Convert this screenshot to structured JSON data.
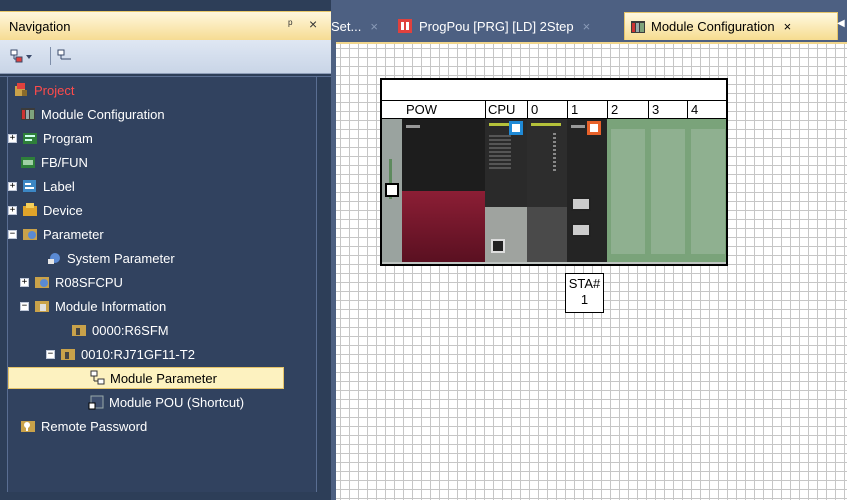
{
  "navigation": {
    "title": "Navigation",
    "pin_glyph": "ᵖ",
    "close_glyph": "×",
    "tree": [
      {
        "label": "Project",
        "icon": "project-icon"
      },
      {
        "label": "Module Configuration",
        "icon": "module-config-icon"
      },
      {
        "label": "Program",
        "icon": "program-icon"
      },
      {
        "label": "FB/FUN",
        "icon": "fbfun-icon"
      },
      {
        "label": "Label",
        "icon": "label-icon"
      },
      {
        "label": "Device",
        "icon": "device-icon"
      },
      {
        "label": "Parameter",
        "icon": "parameter-icon"
      },
      {
        "label": "System Parameter",
        "icon": "system-parameter-icon"
      },
      {
        "label": "R08SFCPU",
        "icon": "cpu-icon"
      },
      {
        "label": "Module Information",
        "icon": "module-info-icon"
      },
      {
        "label": "0000:R6SFM",
        "icon": "module-icon"
      },
      {
        "label": "0010:RJ71GF11-T2",
        "icon": "module-icon"
      },
      {
        "label": "Module Parameter",
        "icon": "module-parameter-icon"
      },
      {
        "label": "Module POU (Shortcut)",
        "icon": "module-pou-icon"
      },
      {
        "label": "Remote Password",
        "icon": "remote-password-icon"
      }
    ]
  },
  "tabs": [
    {
      "label": "Set...",
      "icon": ""
    },
    {
      "label": "ProgPou [PRG] [LD] 2Step",
      "icon": "ladder-program-icon"
    },
    {
      "label": "Module Configuration",
      "icon": "module-config-icon",
      "active": true
    }
  ],
  "tab_close_glyph": "×",
  "rack": {
    "slot_labels": [
      "POW",
      "CPU",
      "0",
      "1",
      "2",
      "3",
      "4"
    ],
    "station_label": "STA#",
    "station_number": "1"
  },
  "colors": {
    "accent_tab": "#f6dc8f",
    "nav_bg": "#2d3e58",
    "project_text": "#ff4b4b",
    "power_module": "#8c1e35",
    "slot_green": "#8fb090",
    "cpu_marker": "#1f8ad6",
    "net_marker": "#e8622a"
  }
}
──────────────────────────────
[EXERCISE DETAILS]:
Set every line down exactly as written, leaving each picture out.

[FINISHED ANSWER]:
Convert this screenshot to structured JSON data.
{
  "navigation": {
    "title": "Navigation",
    "pin_glyph": "ᵖ",
    "close_glyph": "×",
    "tree": [
      {
        "label": "Project",
        "icon": "project-icon"
      },
      {
        "label": "Module Configuration",
        "icon": "module-config-icon"
      },
      {
        "label": "Program",
        "icon": "program-icon"
      },
      {
        "label": "FB/FUN",
        "icon": "fbfun-icon"
      },
      {
        "label": "Label",
        "icon": "label-icon"
      },
      {
        "label": "Device",
        "icon": "device-icon"
      },
      {
        "label": "Parameter",
        "icon": "parameter-icon"
      },
      {
        "label": "System Parameter",
        "icon": "system-parameter-icon"
      },
      {
        "label": "R08SFCPU",
        "icon": "cpu-icon"
      },
      {
        "label": "Module Information",
        "icon": "module-info-icon"
      },
      {
        "label": "0000:R6SFM",
        "icon": "module-icon"
      },
      {
        "label": "0010:RJ71GF11-T2",
        "icon": "module-icon"
      },
      {
        "label": "Module Parameter",
        "icon": "module-parameter-icon"
      },
      {
        "label": "Module POU (Shortcut)",
        "icon": "module-pou-icon"
      },
      {
        "label": "Remote Password",
        "icon": "remote-password-icon"
      }
    ]
  },
  "tabs": [
    {
      "label": "Set...",
      "icon": ""
    },
    {
      "label": "ProgPou [PRG] [LD] 2Step",
      "icon": "ladder-program-icon"
    },
    {
      "label": "Module Configuration",
      "icon": "module-config-icon",
      "active": true
    }
  ],
  "tab_close_glyph": "×",
  "rack": {
    "slot_labels": [
      "POW",
      "CPU",
      "0",
      "1",
      "2",
      "3",
      "4"
    ],
    "station_label": "STA#",
    "station_number": "1"
  },
  "colors": {
    "accent_tab": "#f6dc8f",
    "nav_bg": "#2d3e58",
    "project_text": "#ff4b4b",
    "power_module": "#8c1e35",
    "slot_green": "#8fb090",
    "cpu_marker": "#1f8ad6",
    "net_marker": "#e8622a"
  }
}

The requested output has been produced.